What to do | Restate the data word for word and leave the images out.

Dataset extract |
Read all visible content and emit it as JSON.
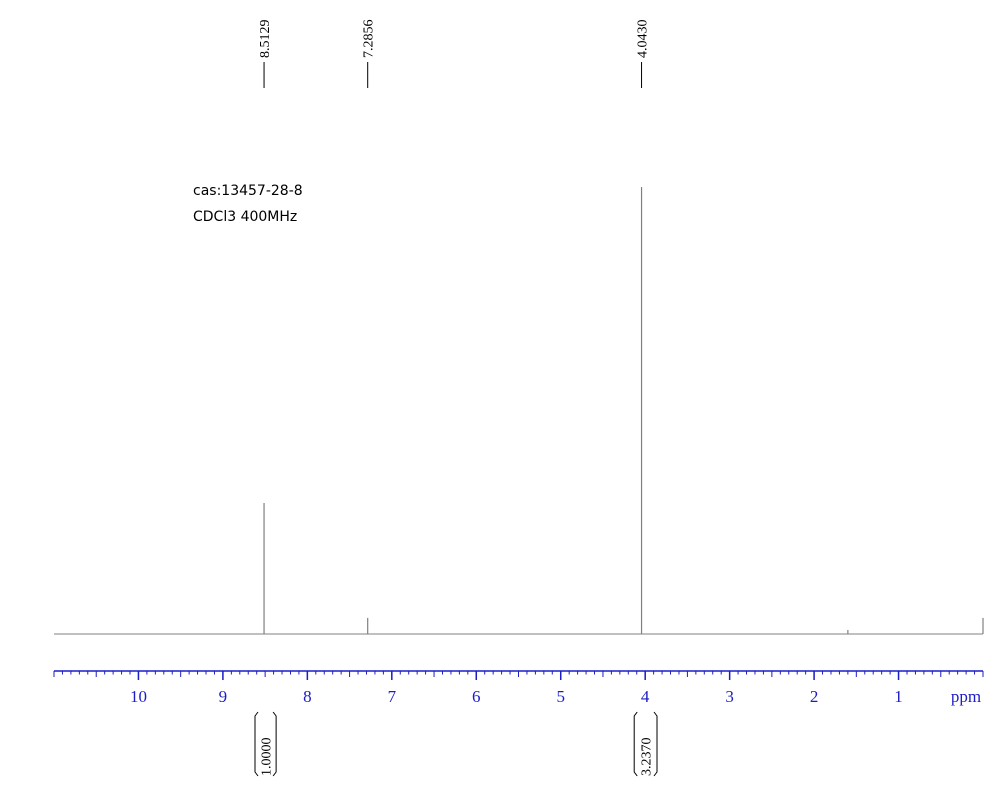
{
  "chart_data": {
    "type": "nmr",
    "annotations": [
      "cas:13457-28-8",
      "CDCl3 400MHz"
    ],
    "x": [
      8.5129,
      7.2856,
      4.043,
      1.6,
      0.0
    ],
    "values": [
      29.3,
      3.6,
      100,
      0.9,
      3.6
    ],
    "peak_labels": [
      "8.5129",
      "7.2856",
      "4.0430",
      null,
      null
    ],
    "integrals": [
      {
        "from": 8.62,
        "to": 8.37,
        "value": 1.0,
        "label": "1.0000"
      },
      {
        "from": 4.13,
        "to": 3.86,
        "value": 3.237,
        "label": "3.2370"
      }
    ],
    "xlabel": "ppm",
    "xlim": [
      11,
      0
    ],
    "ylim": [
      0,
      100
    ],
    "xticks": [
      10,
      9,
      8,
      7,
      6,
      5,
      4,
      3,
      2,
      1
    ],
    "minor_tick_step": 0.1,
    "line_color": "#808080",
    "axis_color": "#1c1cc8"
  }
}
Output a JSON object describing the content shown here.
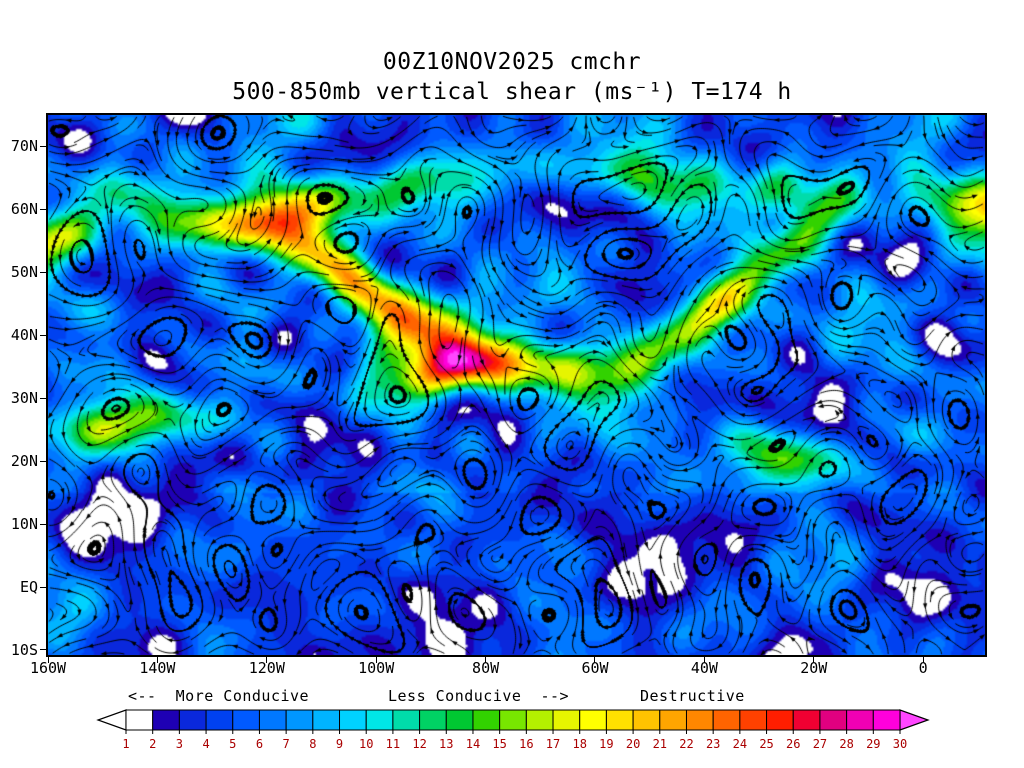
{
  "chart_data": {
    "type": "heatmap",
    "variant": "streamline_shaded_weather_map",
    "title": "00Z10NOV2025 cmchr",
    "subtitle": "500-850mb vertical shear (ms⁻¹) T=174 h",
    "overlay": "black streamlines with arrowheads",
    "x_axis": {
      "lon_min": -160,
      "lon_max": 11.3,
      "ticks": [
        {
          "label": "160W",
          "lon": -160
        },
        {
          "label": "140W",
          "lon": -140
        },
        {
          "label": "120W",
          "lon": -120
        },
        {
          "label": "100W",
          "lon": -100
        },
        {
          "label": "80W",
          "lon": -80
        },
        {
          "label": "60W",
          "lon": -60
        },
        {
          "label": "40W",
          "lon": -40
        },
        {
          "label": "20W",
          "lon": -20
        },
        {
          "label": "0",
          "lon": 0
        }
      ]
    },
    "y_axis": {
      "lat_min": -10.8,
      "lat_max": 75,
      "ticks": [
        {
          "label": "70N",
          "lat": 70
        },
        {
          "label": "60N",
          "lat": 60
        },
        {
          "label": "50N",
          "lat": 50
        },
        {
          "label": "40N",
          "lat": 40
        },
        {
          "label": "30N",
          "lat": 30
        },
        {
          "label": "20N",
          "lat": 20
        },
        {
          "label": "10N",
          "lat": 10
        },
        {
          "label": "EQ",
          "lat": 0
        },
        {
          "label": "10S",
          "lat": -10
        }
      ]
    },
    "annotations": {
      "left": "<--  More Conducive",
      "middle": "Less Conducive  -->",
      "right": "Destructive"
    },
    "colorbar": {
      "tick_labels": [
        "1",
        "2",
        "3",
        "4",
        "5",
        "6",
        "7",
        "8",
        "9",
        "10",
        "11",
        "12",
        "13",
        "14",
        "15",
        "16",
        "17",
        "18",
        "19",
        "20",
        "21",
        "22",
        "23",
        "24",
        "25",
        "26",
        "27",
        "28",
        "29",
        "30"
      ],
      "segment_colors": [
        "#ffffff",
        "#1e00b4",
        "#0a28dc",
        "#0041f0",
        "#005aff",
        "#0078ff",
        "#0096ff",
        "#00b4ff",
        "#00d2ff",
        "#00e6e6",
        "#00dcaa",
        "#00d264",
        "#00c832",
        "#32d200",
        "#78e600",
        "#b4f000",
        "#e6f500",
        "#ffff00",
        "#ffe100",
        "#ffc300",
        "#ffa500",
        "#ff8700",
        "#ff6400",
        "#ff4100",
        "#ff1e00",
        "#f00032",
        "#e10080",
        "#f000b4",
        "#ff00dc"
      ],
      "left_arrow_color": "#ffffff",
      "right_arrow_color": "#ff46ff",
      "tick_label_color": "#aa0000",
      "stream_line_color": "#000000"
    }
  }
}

The result |
Read all visible content and emit it as JSON.
{
  "chart_data": {
    "type": "nmr",
    "annotations": [
      "cas:13457-28-8",
      "CDCl3 400MHz"
    ],
    "x": [
      8.5129,
      7.2856,
      4.043,
      1.6,
      0.0
    ],
    "values": [
      29.3,
      3.6,
      100,
      0.9,
      3.6
    ],
    "peak_labels": [
      "8.5129",
      "7.2856",
      "4.0430",
      null,
      null
    ],
    "integrals": [
      {
        "from": 8.62,
        "to": 8.37,
        "value": 1.0,
        "label": "1.0000"
      },
      {
        "from": 4.13,
        "to": 3.86,
        "value": 3.237,
        "label": "3.2370"
      }
    ],
    "xlabel": "ppm",
    "xlim": [
      11,
      0
    ],
    "ylim": [
      0,
      100
    ],
    "xticks": [
      10,
      9,
      8,
      7,
      6,
      5,
      4,
      3,
      2,
      1
    ],
    "minor_tick_step": 0.1,
    "line_color": "#808080",
    "axis_color": "#1c1cc8"
  }
}
Output a JSON object describing the content shown here.
{
  "chart_data": {
    "type": "heatmap",
    "variant": "streamline_shaded_weather_map",
    "title": "00Z10NOV2025 cmchr",
    "subtitle": "500-850mb vertical shear (ms⁻¹) T=174 h",
    "overlay": "black streamlines with arrowheads",
    "x_axis": {
      "lon_min": -160,
      "lon_max": 11.3,
      "ticks": [
        {
          "label": "160W",
          "lon": -160
        },
        {
          "label": "140W",
          "lon": -140
        },
        {
          "label": "120W",
          "lon": -120
        },
        {
          "label": "100W",
          "lon": -100
        },
        {
          "label": "80W",
          "lon": -80
        },
        {
          "label": "60W",
          "lon": -60
        },
        {
          "label": "40W",
          "lon": -40
        },
        {
          "label": "20W",
          "lon": -20
        },
        {
          "label": "0",
          "lon": 0
        }
      ]
    },
    "y_axis": {
      "lat_min": -10.8,
      "lat_max": 75,
      "ticks": [
        {
          "label": "70N",
          "lat": 70
        },
        {
          "label": "60N",
          "lat": 60
        },
        {
          "label": "50N",
          "lat": 50
        },
        {
          "label": "40N",
          "lat": 40
        },
        {
          "label": "30N",
          "lat": 30
        },
        {
          "label": "20N",
          "lat": 20
        },
        {
          "label": "10N",
          "lat": 10
        },
        {
          "label": "EQ",
          "lat": 0
        },
        {
          "label": "10S",
          "lat": -10
        }
      ]
    },
    "annotations": {
      "left": "<--  More Conducive",
      "middle": "Less Conducive  -->",
      "right": "Destructive"
    },
    "colorbar": {
      "tick_labels": [
        "1",
        "2",
        "3",
        "4",
        "5",
        "6",
        "7",
        "8",
        "9",
        "10",
        "11",
        "12",
        "13",
        "14",
        "15",
        "16",
        "17",
        "18",
        "19",
        "20",
        "21",
        "22",
        "23",
        "24",
        "25",
        "26",
        "27",
        "28",
        "29",
        "30"
      ],
      "segment_colors": [
        "#ffffff",
        "#1e00b4",
        "#0a28dc",
        "#0041f0",
        "#005aff",
        "#0078ff",
        "#0096ff",
        "#00b4ff",
        "#00d2ff",
        "#00e6e6",
        "#00dcaa",
        "#00d264",
        "#00c832",
        "#32d200",
        "#78e600",
        "#b4f000",
        "#e6f500",
        "#ffff00",
        "#ffe100",
        "#ffc300",
        "#ffa500",
        "#ff8700",
        "#ff6400",
        "#ff4100",
        "#ff1e00",
        "#f00032",
        "#e10080",
        "#f000b4",
        "#ff00dc"
      ],
      "left_arrow_color": "#ffffff",
      "right_arrow_color": "#ff46ff",
      "tick_label_color": "#aa0000",
      "stream_line_color": "#000000"
    }
  }
}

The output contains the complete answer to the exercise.